▶ **Teks yang Diberikan**:
********

SEDIKITNYA 16.000 ORANG DIHILANGKAN NEGARA

Jakarta, Kompas
Diperkirakan selama masa Orde Baru hingga kini, sedikitnya terjadi 16.000 kasus penghilangan orang di Indonesia, sehingga menempatkan Indonesia pada peringkat tertinggi di dunia dalam tindakan yang tergolong kejahatan terhadap kemanusiaan (crime against humanity). Penghilangan orang oleh negara yang merupakan bentuk pelanggaran hak asasi manusia (HAM) paling serius dan setara dengan kriminalitas perang dan genocide ini, harus dikecam dan merupakan tanggung jawab negara.

Pendapat ini dikemukakan oleh Munir, Koordinator Komisi Untuk Orang Hilang dan Korban Tindak Kekerasan (Kontras), maupun mantan Menteri Kehakiman Prof Dr Muladi SH, dalam Lokakarya Penanganan dan Penyelesaian Orang Hilang, yang diadakan Kantor Menteri Negara (Menneg) Urusan HAM di Jakarta, Jumat (28/4).

Menurut Munir, sedikitnya ada empat motif terjadinya kasus orang hilang, yaitu benturan ideologi negara dan rakyat, penguasaan tanah oleh negara, benturan kepentingan politik, dan resistensi negara untuk menutupi kesalahan negara. "Makin lama umur suatu rezim otoritarian, makin besar pula kemungkinan terjadinya penghilangan orang oleh negara. Di Indonesia, kasus orang hilang bukan hanya karena alasan politis, namun juga karena masalah penguasaan tanah yang tersebar di
berbagai daerah yang terjadi selama 30 tahun terakhir," katanya.

********

▶ **Data yang Diberikan**:
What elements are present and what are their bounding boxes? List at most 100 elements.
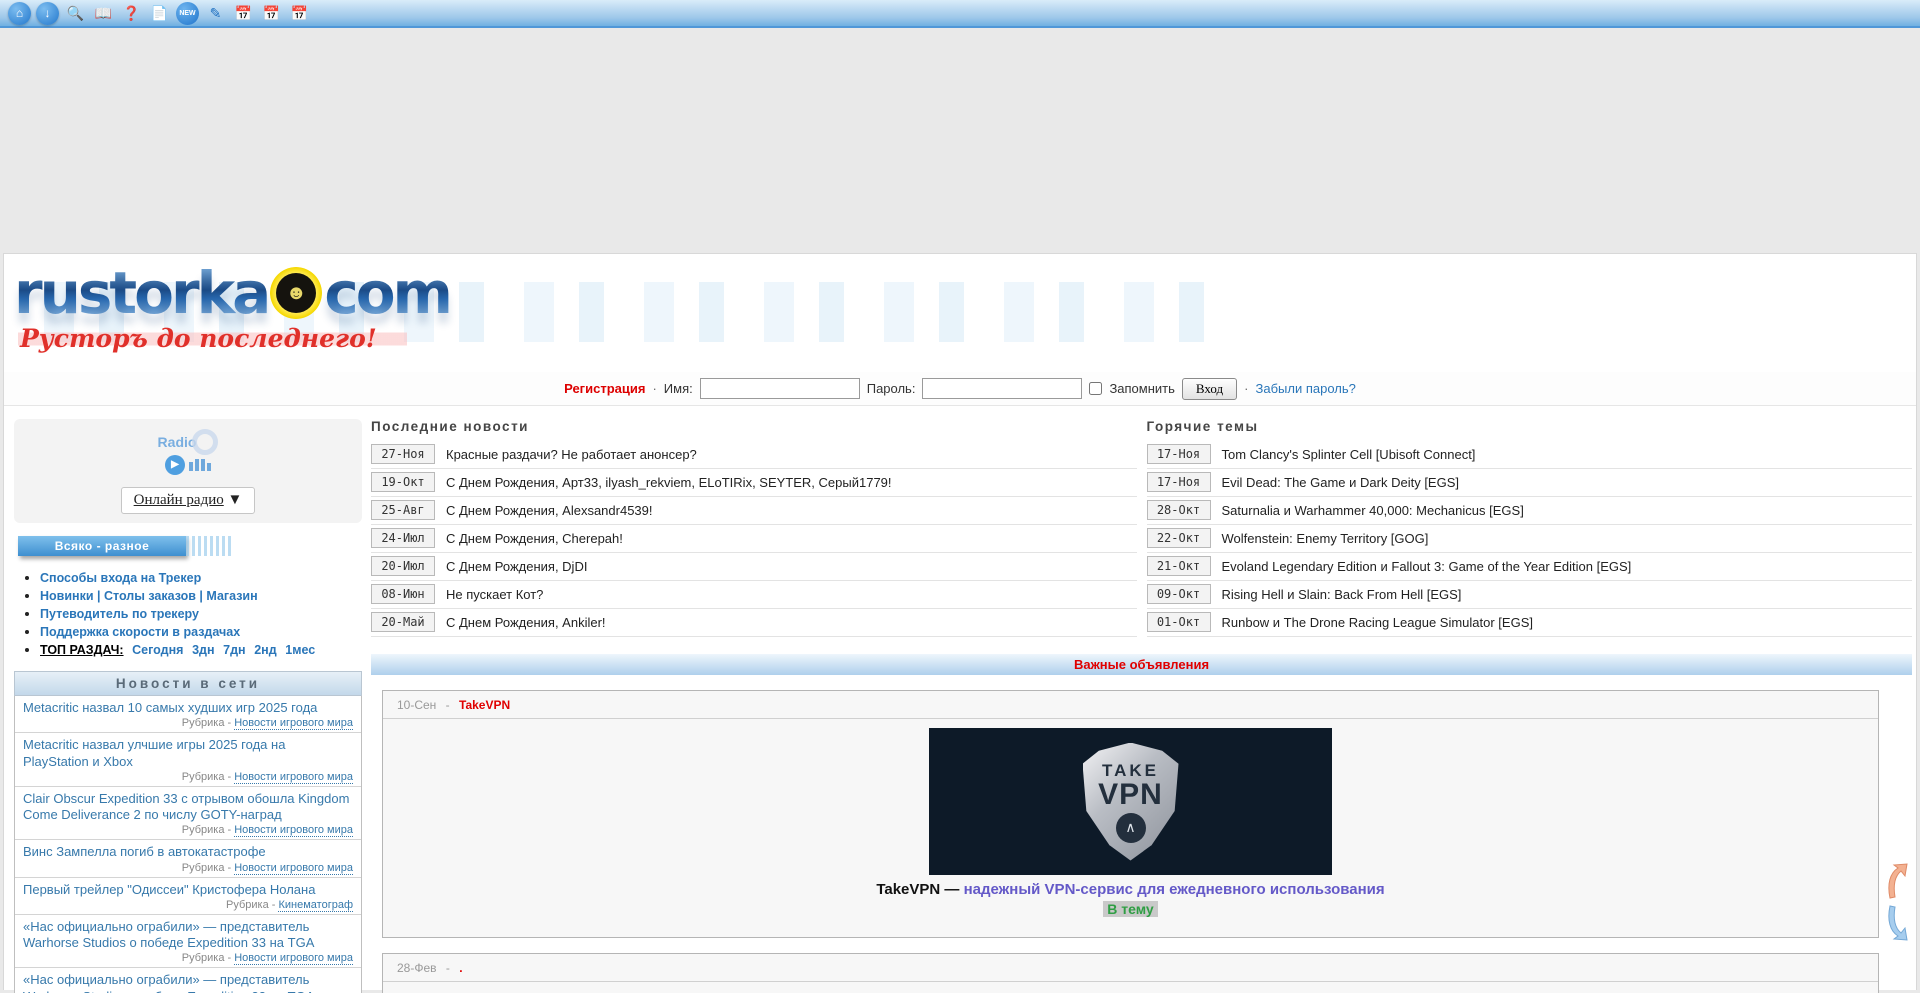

********

▶ **Daftar Tugas**:
a: Tuliskan ulang tanpa perubahan bagian berita tentang penghilangan orang di Indonesia dari "SEDIKITNYA 16.000 ORANG" sampai "Jakarta, Jumat (28/4).".
b: Sambung berita tentang penghilangan orang oleh negara itu, mulai setelah kalimat terakhirnya.

▶ **Jawaban Tiap Tugas**:
a:
SEDIKITNYA 16.000 ORANG DIHILANGKAN NEGARA

Jakarta, Kompas
Diperkirakan selama masa Orde Baru hingga kini, sedikitnya terjadi 16.000 kasus penghilangan orang di Indonesia, sehingga menempatkan Indonesia pada peringkat tertinggi di dunia dalam tindakan yang tergolong kejahatan terhadap kemanusiaan (crime against humanity). Penghilangan orang oleh negara yang merupakan bentuk pelanggaran hak asasi manusia (HAM) paling serius dan setara dengan kriminalitas perang dan genocide ini, harus dikecam dan merupakan tanggung jawab negara.

Pendapat ini dikemukakan oleh Munir, Koordinator Komisi Untuk Orang Hilang dan Korban Tindak Kekerasan (Kontras), maupun mantan Menteri Kehakiman Prof Dr Muladi SH, dalam Lokakarya Penanganan dan Penyelesaian Orang Hilang, yang diadakan Kantor Menteri Negara (Menneg) Urusan HAM di Jakarta, Jumat (28/4).

b:
Komisi Kebenaran
Munir menyatakan skeptis dengan rencana pemerintah untuk membentuk Komisi Kebenaran dan Rekonsiliasi, karena ini merupakan cara penyelesaian kasus-kasus orang hilang secara nonhukum. Seharusnya Komisi Nasional Hak Asasi Manusia (Komnas HAM) yang telah diberi mandat kuat dengan adanya UU No 39/1999 tentang HAM, dapat melakukan perubahan struktur dan tindakan yang lebih nyata.

"Sayangnya, selama ini belum terlihat adanya kemajuan dalam organisasi dan tindakan Komnas HAM. Kalau toh nantinya tetap dibentuk Komisi Kebenaran dan Rekonsiliasi, harus diungkapkan secara jelas motif negara melakukan penghilangan orang," ujar Munir.     Acara pembukaan lokakarya kemarin sempat ricuh karena keinginan sekitar belasan orang yang mengaku keluarga orang hilang untuk menyatakan sikap. Mereka yang menyatakan diri sebagai Ikatan Keluarga
Orang Hilang Indonesia (IKOHI) dan para keluarga korban penculikan Aceh yang didampingi Kontras itu, akhirnya diizinkan membacakan pernyataan sikap bersama. Intinya, mereka menuntut pertanggungjawaban negara untuk menjelaskan nasib orang-orang yang dihilangkan atau diculik.
   
Pra-komisi
Sehari sebelumnya, Menteri Negara Hak Asasi Manusia (Menneg HAM) Hasballah M Sa’ad kepada wartawan mengatakan, dalam waktu dekat Kantor Menneg HAM memprakarsai pembentukan semacam Pra-Komisi Kebenaran dan Rekonsiliasi, dalam rangka menyongsong pembentukan Komisi Kebenaran dan Rekonsiliasi yang sifatnya lebih permanen. Pra-Komisi ini khususnya hanya akan menangani kasus-kasus orang hilang, menyusun database orang hilang melalui pelacakan dan investigasi, serta menerima pengaduan kasus.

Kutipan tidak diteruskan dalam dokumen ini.